====== ENTRIES SHOWN ======

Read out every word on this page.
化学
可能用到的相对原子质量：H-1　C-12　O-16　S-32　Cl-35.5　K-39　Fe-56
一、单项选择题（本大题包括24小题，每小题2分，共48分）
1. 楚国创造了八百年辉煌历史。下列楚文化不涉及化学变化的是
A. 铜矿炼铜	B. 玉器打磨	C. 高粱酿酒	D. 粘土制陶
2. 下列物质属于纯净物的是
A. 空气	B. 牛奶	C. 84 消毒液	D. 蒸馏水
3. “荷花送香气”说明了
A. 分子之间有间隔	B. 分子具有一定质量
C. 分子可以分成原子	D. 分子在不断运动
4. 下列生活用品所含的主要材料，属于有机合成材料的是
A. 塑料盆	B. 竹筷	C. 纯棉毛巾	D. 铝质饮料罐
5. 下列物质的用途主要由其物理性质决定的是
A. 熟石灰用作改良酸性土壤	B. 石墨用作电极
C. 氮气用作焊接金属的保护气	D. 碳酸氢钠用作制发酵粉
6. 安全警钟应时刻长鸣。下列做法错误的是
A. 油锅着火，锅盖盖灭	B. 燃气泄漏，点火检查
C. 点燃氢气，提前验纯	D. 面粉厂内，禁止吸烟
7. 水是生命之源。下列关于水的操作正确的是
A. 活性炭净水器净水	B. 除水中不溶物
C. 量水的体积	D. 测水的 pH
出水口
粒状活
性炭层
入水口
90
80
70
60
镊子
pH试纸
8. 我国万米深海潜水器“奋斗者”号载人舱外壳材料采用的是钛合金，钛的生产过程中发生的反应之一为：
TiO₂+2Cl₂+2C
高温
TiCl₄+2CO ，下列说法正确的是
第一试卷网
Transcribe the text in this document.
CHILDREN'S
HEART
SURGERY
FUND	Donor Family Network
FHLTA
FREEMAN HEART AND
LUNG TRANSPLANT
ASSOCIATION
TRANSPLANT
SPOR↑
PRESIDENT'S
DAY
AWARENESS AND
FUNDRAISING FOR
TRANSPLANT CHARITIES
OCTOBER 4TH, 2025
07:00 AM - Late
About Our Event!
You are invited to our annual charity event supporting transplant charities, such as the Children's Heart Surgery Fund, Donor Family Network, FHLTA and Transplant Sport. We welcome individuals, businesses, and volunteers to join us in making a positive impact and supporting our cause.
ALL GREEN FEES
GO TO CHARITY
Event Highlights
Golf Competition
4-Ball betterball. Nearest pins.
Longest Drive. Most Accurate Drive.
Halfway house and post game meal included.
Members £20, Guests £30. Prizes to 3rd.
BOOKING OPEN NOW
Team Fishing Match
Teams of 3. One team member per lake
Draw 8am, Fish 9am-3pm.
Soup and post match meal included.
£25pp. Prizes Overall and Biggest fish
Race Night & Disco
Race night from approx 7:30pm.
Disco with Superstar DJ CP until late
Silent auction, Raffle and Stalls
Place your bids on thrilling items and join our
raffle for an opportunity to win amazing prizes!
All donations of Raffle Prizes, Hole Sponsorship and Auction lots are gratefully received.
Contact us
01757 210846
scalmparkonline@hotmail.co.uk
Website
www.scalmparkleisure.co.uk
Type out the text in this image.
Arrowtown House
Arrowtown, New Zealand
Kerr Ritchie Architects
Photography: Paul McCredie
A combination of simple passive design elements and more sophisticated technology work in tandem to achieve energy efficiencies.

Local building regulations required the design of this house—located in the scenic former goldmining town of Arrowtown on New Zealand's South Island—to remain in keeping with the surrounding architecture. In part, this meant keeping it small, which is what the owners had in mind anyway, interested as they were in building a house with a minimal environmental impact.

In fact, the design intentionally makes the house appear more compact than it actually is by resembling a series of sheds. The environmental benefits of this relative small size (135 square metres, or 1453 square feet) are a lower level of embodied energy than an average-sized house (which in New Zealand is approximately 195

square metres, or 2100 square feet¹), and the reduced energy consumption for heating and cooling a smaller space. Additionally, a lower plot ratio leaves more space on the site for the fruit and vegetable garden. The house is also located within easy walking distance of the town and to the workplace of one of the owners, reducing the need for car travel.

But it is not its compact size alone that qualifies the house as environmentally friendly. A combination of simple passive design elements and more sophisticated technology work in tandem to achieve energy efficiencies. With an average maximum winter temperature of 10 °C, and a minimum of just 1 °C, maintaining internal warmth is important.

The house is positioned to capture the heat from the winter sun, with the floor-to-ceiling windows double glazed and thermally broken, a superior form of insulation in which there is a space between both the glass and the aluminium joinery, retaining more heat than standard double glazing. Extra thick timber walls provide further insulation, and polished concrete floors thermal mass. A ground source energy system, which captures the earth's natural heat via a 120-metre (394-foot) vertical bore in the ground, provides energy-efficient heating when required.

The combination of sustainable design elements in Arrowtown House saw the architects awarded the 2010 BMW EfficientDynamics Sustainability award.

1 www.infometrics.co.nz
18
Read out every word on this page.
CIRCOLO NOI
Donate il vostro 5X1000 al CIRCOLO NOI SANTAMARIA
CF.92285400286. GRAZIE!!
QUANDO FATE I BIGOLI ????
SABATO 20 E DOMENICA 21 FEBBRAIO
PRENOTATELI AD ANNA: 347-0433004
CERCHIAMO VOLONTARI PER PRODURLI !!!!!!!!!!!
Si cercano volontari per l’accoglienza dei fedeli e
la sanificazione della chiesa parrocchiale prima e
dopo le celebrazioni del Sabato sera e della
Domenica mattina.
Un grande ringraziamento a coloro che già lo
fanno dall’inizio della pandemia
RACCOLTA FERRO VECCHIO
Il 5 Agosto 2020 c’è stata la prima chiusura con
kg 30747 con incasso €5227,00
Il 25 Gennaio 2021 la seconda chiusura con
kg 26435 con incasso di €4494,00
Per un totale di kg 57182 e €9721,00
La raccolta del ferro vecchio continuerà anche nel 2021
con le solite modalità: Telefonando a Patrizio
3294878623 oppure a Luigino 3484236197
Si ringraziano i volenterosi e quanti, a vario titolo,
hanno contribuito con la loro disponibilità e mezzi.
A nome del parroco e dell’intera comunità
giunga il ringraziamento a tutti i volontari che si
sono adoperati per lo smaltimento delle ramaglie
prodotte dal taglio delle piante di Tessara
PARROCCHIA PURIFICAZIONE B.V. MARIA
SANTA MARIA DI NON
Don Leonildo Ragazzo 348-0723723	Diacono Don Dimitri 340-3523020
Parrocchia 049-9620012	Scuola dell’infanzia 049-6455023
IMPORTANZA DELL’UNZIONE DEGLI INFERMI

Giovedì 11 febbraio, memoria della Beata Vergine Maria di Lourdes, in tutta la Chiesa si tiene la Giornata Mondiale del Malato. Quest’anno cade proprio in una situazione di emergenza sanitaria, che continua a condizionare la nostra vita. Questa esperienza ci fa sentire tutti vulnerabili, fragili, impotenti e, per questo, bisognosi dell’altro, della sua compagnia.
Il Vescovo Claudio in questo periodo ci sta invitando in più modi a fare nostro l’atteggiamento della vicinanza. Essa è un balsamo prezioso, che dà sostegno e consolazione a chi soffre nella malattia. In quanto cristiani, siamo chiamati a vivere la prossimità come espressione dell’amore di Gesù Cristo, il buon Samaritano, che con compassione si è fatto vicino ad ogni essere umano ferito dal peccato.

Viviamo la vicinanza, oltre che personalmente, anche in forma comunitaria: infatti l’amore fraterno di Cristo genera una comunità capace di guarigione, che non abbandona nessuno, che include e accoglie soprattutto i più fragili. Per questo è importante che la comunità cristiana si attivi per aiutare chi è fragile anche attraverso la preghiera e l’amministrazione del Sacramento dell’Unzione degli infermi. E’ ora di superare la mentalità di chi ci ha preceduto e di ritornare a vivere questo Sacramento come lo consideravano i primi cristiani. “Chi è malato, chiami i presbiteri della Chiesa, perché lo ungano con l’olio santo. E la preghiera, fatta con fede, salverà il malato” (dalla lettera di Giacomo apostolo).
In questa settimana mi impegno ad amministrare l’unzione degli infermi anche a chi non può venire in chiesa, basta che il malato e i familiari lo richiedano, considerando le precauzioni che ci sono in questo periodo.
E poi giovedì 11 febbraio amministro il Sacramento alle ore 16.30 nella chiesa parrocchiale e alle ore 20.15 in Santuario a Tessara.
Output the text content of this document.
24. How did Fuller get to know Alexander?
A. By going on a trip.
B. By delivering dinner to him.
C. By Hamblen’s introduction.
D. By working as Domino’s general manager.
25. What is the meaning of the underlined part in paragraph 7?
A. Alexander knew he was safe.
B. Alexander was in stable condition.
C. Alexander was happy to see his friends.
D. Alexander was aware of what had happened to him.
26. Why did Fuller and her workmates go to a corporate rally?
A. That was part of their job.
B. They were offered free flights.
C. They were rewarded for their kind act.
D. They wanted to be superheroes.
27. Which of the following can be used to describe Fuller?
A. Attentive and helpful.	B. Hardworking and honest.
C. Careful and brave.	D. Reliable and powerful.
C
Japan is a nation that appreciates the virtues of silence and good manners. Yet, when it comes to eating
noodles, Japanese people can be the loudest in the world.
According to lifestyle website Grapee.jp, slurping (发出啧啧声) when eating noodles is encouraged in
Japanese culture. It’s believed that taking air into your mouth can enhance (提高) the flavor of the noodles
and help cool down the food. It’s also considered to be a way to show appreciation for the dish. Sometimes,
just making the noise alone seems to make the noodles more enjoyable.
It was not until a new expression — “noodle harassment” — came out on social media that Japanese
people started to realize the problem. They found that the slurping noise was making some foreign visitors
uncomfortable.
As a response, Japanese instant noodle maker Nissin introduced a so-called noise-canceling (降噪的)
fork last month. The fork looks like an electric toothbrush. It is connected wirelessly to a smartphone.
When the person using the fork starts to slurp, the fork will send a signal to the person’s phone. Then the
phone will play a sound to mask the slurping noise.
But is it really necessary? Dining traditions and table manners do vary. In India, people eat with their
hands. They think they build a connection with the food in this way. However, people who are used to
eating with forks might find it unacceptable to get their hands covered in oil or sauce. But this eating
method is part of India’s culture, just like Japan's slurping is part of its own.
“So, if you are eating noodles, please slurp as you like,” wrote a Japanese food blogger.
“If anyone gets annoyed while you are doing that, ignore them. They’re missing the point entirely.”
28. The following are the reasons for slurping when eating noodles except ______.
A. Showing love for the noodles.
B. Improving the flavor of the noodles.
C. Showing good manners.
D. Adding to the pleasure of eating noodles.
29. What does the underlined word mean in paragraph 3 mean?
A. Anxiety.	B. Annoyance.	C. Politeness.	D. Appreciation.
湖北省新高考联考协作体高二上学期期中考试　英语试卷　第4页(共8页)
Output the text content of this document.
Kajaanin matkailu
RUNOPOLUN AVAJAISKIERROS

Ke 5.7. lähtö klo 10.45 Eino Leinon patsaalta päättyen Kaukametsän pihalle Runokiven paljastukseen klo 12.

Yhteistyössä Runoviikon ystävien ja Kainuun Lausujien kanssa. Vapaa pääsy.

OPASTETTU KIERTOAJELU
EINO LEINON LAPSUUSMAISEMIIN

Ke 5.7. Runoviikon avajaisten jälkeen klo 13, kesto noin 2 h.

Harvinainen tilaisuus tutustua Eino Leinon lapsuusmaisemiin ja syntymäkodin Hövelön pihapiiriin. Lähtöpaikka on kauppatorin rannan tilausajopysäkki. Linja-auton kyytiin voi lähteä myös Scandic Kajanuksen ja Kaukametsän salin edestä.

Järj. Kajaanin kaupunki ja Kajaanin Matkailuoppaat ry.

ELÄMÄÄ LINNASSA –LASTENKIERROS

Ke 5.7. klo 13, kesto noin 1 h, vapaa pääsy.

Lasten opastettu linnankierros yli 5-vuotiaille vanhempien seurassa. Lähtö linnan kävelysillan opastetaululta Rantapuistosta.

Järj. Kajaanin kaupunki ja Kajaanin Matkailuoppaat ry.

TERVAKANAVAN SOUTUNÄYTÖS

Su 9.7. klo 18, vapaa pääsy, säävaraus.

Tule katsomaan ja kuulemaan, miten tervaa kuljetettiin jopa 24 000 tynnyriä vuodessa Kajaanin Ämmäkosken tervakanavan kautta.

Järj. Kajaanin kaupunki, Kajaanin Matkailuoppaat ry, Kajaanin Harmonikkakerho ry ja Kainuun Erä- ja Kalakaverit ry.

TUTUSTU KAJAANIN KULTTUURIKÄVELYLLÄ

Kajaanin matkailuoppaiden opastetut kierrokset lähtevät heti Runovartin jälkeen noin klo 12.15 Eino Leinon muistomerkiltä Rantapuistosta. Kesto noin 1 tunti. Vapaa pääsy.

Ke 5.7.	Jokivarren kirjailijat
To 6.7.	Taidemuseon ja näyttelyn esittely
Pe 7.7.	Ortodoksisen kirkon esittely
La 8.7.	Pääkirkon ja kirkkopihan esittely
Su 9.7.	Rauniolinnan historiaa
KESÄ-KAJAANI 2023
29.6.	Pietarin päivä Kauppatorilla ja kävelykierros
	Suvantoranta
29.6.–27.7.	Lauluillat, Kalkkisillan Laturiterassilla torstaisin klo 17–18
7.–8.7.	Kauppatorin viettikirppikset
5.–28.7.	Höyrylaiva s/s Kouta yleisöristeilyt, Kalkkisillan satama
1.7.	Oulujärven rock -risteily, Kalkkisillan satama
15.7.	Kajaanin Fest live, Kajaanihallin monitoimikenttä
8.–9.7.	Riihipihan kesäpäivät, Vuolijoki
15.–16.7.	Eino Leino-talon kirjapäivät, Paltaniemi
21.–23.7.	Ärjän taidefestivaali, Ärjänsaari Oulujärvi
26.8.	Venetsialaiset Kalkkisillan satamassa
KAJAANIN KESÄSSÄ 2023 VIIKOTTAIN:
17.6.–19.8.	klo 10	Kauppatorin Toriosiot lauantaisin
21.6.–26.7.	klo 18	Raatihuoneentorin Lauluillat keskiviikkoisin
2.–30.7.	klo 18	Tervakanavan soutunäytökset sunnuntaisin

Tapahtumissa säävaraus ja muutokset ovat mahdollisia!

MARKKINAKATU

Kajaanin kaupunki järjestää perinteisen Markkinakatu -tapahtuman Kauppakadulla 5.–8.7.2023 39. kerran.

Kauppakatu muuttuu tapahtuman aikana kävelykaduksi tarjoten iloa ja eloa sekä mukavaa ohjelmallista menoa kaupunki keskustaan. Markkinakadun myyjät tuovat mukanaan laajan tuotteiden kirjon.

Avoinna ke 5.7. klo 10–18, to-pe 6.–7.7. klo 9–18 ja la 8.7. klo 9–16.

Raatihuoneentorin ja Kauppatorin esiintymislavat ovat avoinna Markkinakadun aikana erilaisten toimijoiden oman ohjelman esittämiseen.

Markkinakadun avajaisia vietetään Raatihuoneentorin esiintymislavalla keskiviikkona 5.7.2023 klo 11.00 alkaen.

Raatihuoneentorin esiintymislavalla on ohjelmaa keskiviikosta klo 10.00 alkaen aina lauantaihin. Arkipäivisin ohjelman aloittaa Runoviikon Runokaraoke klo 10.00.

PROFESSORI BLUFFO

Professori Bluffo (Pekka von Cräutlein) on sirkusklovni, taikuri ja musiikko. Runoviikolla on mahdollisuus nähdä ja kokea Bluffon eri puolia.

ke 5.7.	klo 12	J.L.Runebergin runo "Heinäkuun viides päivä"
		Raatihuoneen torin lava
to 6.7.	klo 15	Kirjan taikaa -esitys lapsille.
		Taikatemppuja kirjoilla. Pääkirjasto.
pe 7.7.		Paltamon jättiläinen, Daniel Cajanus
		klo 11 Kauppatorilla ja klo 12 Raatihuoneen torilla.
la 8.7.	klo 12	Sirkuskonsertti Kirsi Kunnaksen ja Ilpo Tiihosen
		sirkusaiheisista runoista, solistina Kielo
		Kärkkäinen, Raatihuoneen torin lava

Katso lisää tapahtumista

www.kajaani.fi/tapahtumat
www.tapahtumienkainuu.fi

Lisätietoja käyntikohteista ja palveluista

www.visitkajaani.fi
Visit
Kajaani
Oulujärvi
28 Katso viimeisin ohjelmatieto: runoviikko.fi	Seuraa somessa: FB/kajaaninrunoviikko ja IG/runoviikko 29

======

BRIEF: In the listing above, find the lines holding the word "alone" and copy them.

ANSWER:
But it is not its compact size alone that qualifies the house as environmentally friendly. A combination of simple passive design elements and more sophisticated technology work in tandem to achieve energy efficiencies. With an average maximum winter temperature of 10 °C, and a minimum of just 1 °C, maintaining internal warmth is important.
just making the noise alone seems to make the noodles more enjoyable.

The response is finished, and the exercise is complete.